REQUIREMENT. Count how many lines below contain the word "установки", then give that number alone.

EXERCISE DATA.

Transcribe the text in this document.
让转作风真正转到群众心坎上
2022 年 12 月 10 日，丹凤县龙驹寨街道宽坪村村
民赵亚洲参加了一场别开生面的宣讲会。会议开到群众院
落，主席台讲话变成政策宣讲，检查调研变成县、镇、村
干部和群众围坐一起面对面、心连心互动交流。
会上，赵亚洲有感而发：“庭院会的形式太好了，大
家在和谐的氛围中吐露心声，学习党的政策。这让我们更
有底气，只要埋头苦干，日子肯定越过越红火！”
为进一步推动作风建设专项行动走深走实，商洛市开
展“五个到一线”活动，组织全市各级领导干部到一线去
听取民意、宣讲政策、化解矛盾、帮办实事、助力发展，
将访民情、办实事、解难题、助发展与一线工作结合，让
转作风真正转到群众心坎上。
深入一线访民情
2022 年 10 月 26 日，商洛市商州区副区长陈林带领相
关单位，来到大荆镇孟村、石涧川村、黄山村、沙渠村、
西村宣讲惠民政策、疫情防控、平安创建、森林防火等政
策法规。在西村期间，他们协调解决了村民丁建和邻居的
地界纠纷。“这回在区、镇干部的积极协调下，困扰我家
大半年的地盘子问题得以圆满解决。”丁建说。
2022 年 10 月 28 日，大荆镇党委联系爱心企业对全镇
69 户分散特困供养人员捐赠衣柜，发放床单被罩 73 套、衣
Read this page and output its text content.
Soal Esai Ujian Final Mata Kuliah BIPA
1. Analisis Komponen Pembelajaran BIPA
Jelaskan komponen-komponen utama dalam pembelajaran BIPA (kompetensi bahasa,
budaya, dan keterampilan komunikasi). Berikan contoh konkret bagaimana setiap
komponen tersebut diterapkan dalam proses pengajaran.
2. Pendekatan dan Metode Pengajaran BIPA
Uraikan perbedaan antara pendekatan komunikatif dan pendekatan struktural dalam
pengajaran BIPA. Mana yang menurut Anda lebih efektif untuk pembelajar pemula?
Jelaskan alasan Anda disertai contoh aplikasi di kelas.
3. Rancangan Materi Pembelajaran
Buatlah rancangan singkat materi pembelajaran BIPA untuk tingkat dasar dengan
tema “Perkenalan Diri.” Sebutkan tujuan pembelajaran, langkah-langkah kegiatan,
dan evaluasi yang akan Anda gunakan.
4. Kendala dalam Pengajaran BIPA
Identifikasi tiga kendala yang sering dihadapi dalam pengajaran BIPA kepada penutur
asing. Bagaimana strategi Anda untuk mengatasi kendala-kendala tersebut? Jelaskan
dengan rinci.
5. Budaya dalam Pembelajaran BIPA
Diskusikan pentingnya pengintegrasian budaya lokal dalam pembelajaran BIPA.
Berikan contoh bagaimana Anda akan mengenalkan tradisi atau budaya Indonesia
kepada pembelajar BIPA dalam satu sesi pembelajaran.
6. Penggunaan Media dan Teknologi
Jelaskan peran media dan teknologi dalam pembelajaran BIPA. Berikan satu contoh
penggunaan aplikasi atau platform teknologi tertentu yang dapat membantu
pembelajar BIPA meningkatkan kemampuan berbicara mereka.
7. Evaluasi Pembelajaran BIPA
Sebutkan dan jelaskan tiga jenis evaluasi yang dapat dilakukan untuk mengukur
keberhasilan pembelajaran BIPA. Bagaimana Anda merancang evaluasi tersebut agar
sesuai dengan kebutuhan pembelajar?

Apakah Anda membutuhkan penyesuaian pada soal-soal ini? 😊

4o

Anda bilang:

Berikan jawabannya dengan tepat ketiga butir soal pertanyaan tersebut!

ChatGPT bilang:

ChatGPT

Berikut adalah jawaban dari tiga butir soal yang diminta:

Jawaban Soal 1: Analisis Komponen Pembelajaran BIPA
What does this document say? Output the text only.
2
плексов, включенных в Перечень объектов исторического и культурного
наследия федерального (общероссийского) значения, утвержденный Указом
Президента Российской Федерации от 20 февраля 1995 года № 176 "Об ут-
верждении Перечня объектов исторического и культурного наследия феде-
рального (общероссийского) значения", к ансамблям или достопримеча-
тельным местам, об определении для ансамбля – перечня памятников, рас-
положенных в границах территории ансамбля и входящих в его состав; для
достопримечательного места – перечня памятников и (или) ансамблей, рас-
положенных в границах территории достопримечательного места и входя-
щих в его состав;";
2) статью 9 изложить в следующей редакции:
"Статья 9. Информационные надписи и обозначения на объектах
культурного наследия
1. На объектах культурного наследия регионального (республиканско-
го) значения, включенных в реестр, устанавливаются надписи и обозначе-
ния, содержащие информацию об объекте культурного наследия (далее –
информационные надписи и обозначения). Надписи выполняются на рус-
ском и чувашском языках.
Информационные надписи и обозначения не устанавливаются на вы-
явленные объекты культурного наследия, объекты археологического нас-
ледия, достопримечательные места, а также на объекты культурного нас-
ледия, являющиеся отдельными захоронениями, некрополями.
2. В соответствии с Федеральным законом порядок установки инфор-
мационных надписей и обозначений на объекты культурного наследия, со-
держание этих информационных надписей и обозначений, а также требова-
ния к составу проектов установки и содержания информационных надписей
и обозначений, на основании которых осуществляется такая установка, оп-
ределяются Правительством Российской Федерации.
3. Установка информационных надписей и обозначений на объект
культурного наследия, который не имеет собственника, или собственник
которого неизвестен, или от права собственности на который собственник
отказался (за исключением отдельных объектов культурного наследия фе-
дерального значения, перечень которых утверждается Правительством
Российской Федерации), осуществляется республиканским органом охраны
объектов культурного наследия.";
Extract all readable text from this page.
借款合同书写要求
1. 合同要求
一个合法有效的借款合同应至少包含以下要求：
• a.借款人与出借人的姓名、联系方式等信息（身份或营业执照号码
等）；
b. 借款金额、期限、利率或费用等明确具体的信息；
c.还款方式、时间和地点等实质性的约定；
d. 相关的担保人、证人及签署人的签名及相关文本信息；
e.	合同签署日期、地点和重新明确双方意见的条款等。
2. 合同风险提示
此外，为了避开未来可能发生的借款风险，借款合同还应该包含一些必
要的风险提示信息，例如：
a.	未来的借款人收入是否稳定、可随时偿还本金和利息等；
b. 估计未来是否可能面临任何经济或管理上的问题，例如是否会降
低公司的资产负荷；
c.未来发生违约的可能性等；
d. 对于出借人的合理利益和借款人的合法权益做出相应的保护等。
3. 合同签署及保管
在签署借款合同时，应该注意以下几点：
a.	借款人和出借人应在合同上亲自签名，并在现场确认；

FINISHED EXERCISE. 2